[Stored items]
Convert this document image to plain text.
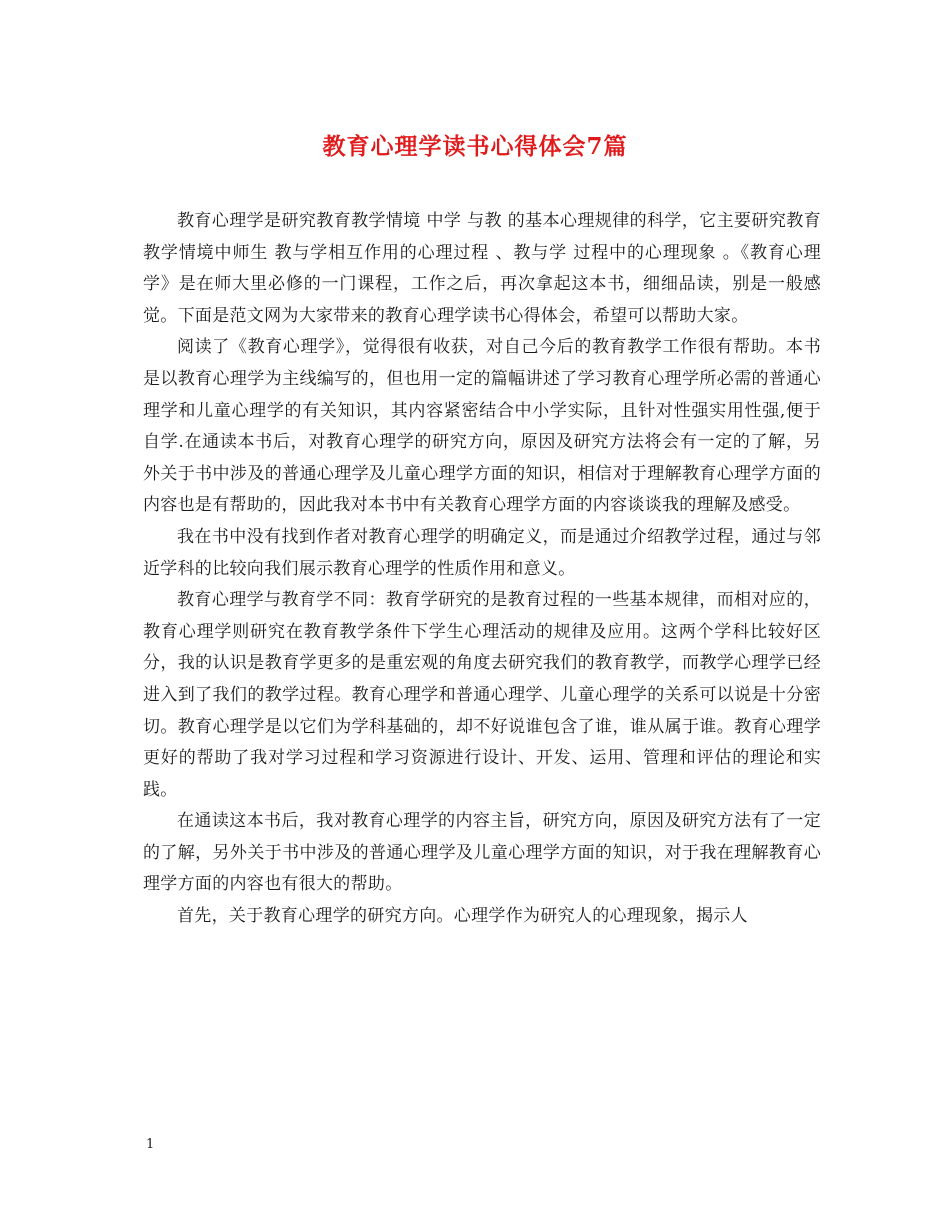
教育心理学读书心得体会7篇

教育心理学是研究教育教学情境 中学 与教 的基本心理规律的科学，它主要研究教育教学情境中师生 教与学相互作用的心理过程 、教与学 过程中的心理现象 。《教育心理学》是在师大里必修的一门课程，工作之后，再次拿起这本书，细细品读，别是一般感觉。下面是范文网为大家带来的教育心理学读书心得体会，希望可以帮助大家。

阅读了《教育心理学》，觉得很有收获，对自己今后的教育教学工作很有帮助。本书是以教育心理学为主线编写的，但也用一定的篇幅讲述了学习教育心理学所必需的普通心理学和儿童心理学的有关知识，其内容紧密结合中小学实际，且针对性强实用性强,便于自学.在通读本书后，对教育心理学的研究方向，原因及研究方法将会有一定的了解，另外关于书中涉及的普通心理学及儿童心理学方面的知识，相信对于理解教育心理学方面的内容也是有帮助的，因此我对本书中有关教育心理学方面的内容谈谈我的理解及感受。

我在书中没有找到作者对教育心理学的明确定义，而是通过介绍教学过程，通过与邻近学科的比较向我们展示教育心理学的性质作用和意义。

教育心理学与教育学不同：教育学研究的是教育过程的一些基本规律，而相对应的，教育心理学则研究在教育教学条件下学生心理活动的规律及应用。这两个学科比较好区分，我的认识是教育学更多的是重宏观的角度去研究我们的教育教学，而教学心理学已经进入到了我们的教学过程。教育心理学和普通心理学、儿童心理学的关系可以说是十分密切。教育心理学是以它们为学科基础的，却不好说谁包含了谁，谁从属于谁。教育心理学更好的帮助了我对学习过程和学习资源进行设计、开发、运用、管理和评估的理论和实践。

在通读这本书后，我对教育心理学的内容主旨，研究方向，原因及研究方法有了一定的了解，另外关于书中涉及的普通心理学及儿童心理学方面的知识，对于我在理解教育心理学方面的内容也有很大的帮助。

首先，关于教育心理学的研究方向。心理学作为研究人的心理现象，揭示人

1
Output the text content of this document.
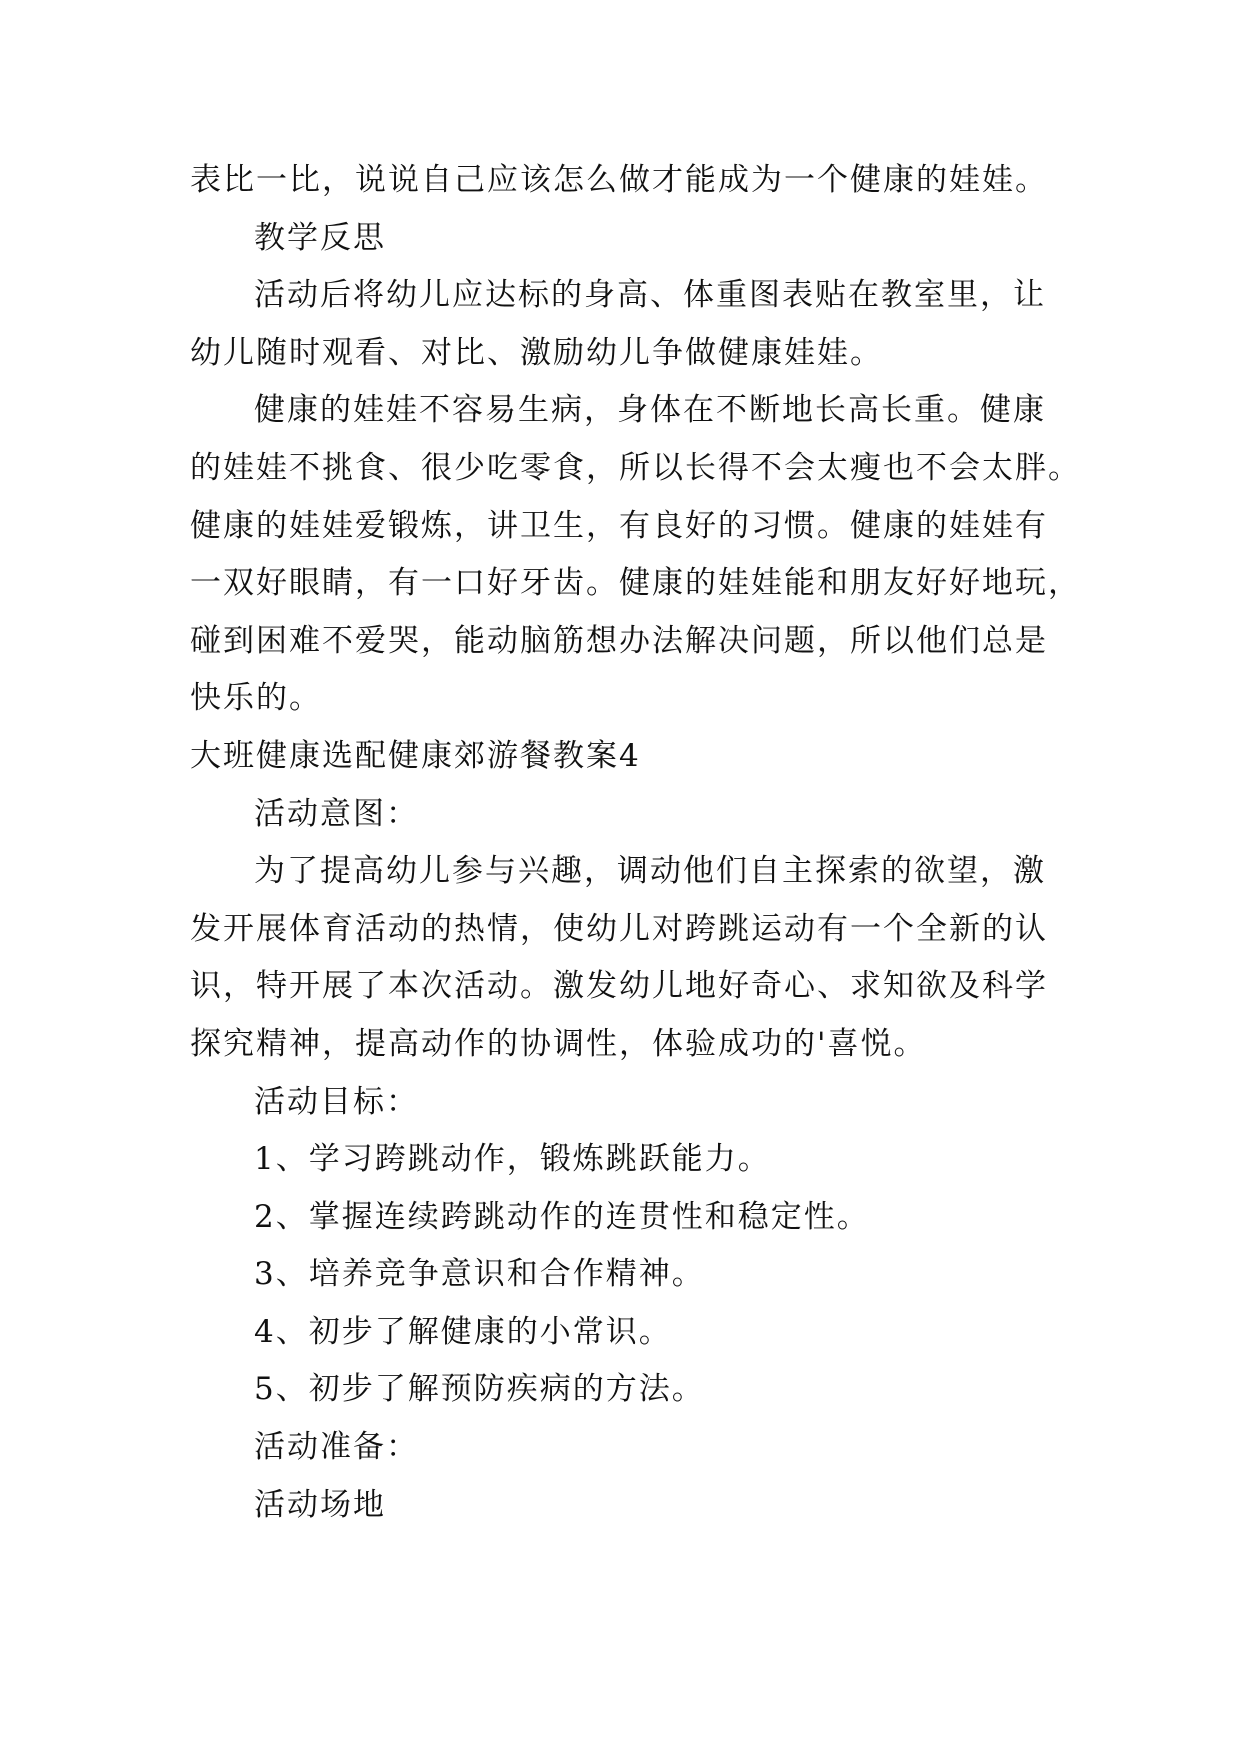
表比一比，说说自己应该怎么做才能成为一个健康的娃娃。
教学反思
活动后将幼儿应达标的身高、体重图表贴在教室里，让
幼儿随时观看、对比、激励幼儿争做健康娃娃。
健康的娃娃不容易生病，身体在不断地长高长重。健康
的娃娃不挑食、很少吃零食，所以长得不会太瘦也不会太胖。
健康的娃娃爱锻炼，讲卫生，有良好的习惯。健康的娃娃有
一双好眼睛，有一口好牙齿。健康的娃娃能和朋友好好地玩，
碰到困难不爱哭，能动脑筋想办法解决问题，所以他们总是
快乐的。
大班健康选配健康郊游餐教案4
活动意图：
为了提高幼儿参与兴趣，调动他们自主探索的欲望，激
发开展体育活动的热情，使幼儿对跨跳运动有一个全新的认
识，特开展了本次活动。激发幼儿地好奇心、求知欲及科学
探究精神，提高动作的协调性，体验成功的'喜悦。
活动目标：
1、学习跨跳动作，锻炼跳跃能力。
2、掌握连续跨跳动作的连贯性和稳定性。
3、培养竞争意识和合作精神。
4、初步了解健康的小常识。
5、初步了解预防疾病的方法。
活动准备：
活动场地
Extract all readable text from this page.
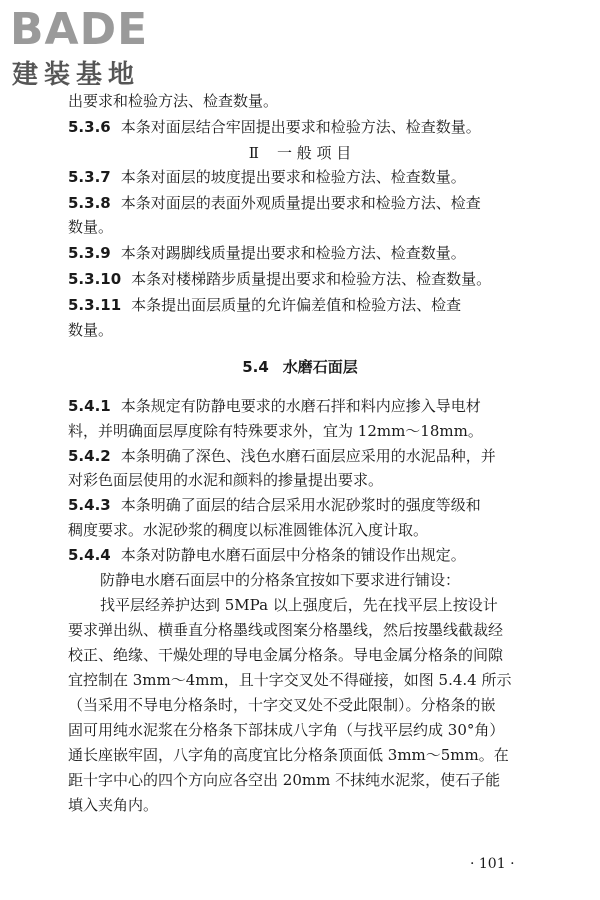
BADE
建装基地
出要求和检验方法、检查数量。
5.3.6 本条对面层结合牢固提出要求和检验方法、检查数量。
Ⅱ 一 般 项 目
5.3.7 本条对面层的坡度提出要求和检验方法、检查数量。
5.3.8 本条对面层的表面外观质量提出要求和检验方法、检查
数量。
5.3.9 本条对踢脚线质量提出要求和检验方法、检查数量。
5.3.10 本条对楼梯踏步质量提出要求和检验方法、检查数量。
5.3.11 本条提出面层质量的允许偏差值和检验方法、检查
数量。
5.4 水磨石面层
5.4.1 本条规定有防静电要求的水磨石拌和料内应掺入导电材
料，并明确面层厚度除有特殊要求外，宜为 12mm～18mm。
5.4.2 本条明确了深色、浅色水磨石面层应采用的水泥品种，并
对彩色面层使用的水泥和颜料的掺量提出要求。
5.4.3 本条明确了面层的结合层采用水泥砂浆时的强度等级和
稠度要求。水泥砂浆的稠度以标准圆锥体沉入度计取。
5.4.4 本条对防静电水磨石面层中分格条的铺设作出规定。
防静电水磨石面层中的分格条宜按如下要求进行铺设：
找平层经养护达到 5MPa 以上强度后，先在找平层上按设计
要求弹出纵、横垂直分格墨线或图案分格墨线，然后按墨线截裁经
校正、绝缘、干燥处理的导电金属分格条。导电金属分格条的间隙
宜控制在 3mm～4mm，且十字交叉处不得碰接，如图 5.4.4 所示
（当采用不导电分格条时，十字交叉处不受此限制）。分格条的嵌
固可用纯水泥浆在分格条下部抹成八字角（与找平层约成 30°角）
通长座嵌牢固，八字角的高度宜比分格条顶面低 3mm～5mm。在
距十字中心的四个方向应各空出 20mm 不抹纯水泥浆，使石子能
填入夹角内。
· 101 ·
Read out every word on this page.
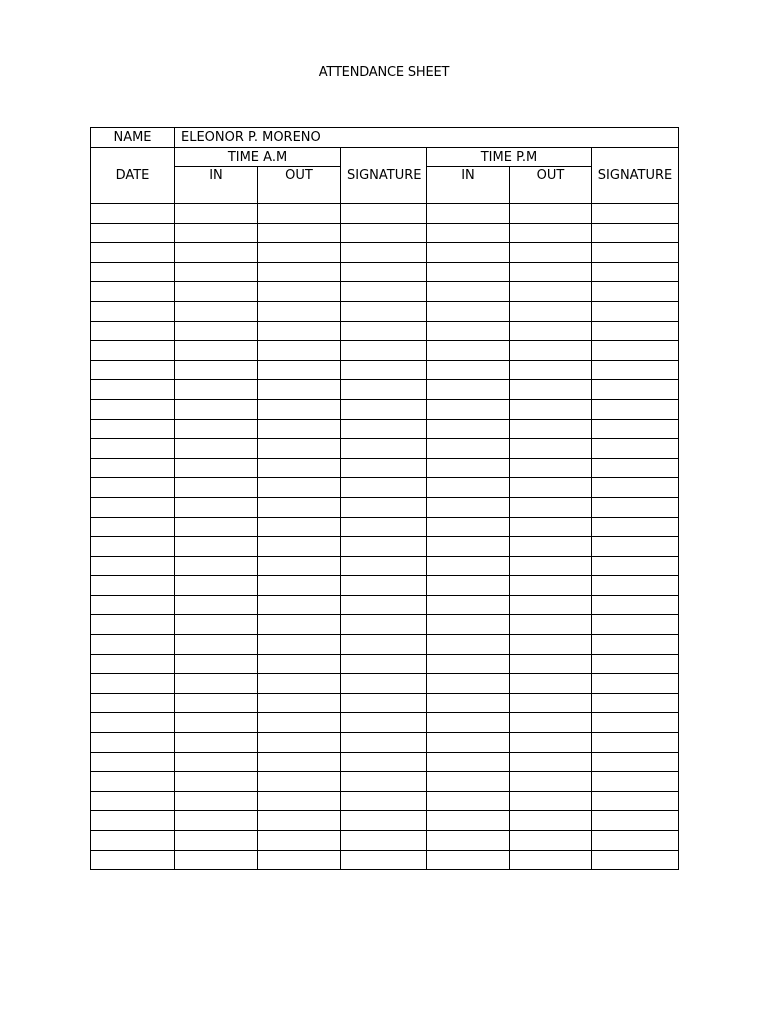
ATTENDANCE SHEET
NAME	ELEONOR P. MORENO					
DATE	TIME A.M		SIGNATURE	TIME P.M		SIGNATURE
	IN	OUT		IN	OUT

*AIM OF THE TASK*:
From the line containing "Output the text content of this document." down to the last line of the entries above, copy each line exactly and nothing more. Leave pictures out.

*IN RESPONSE*:
Output the text content of this document.
表比一比，说说自己应该怎么做才能成为一个健康的娃娃。
教学反思
活动后将幼儿应达标的身高、体重图表贴在教室里，让
幼儿随时观看、对比、激励幼儿争做健康娃娃。
健康的娃娃不容易生病，身体在不断地长高长重。健康
的娃娃不挑食、很少吃零食，所以长得不会太瘦也不会太胖。
健康的娃娃爱锻炼，讲卫生，有良好的习惯。健康的娃娃有
一双好眼睛，有一口好牙齿。健康的娃娃能和朋友好好地玩，
碰到困难不爱哭，能动脑筋想办法解决问题，所以他们总是
快乐的。
大班健康选配健康郊游餐教案4
活动意图：
为了提高幼儿参与兴趣，调动他们自主探索的欲望，激
发开展体育活动的热情，使幼儿对跨跳运动有一个全新的认
识，特开展了本次活动。激发幼儿地好奇心、求知欲及科学
探究精神，提高动作的协调性，体验成功的'喜悦。
活动目标：
1、学习跨跳动作，锻炼跳跃能力。
2、掌握连续跨跳动作的连贯性和稳定性。
3、培养竞争意识和合作精神。
4、初步了解健康的小常识。
5、初步了解预防疾病的方法。
活动准备：
活动场地
Extract all readable text from this page.
BADE
建装基地
出要求和检验方法、检查数量。
5.3.6 本条对面层结合牢固提出要求和检验方法、检查数量。
Ⅱ 一 般 项 目
5.3.7 本条对面层的坡度提出要求和检验方法、检查数量。
5.3.8 本条对面层的表面外观质量提出要求和检验方法、检查
数量。
5.3.9 本条对踢脚线质量提出要求和检验方法、检查数量。
5.3.10 本条对楼梯踏步质量提出要求和检验方法、检查数量。
5.3.11 本条提出面层质量的允许偏差值和检验方法、检查
数量。
5.4 水磨石面层
5.4.1 本条规定有防静电要求的水磨石拌和料内应掺入导电材
料，并明确面层厚度除有特殊要求外，宜为 12mm～18mm。
5.4.2 本条明确了深色、浅色水磨石面层应采用的水泥品种，并
对彩色面层使用的水泥和颜料的掺量提出要求。
5.4.3 本条明确了面层的结合层采用水泥砂浆时的强度等级和
稠度要求。水泥砂浆的稠度以标准圆锥体沉入度计取。
5.4.4 本条对防静电水磨石面层中分格条的铺设作出规定。
防静电水磨石面层中的分格条宜按如下要求进行铺设：
找平层经养护达到 5MPa 以上强度后，先在找平层上按设计
要求弹出纵、横垂直分格墨线或图案分格墨线，然后按墨线截裁经
校正、绝缘、干燥处理的导电金属分格条。导电金属分格条的间隙
宜控制在 3mm～4mm，且十字交叉处不得碰接，如图 5.4.4 所示
（当采用不导电分格条时，十字交叉处不受此限制）。分格条的嵌
固可用纯水泥浆在分格条下部抹成八字角（与找平层约成 30°角）
通长座嵌牢固，八字角的高度宜比分格条顶面低 3mm～5mm。在
距十字中心的四个方向应各空出 20mm 不抹纯水泥浆，使石子能
填入夹角内。
· 101 ·
Read out every word on this page.
ATTENDANCE SHEET
NAME	ELEONOR P. MORENO					
DATE	TIME A.M		SIGNATURE	TIME P.M		SIGNATURE
	IN	OUT		IN	OUT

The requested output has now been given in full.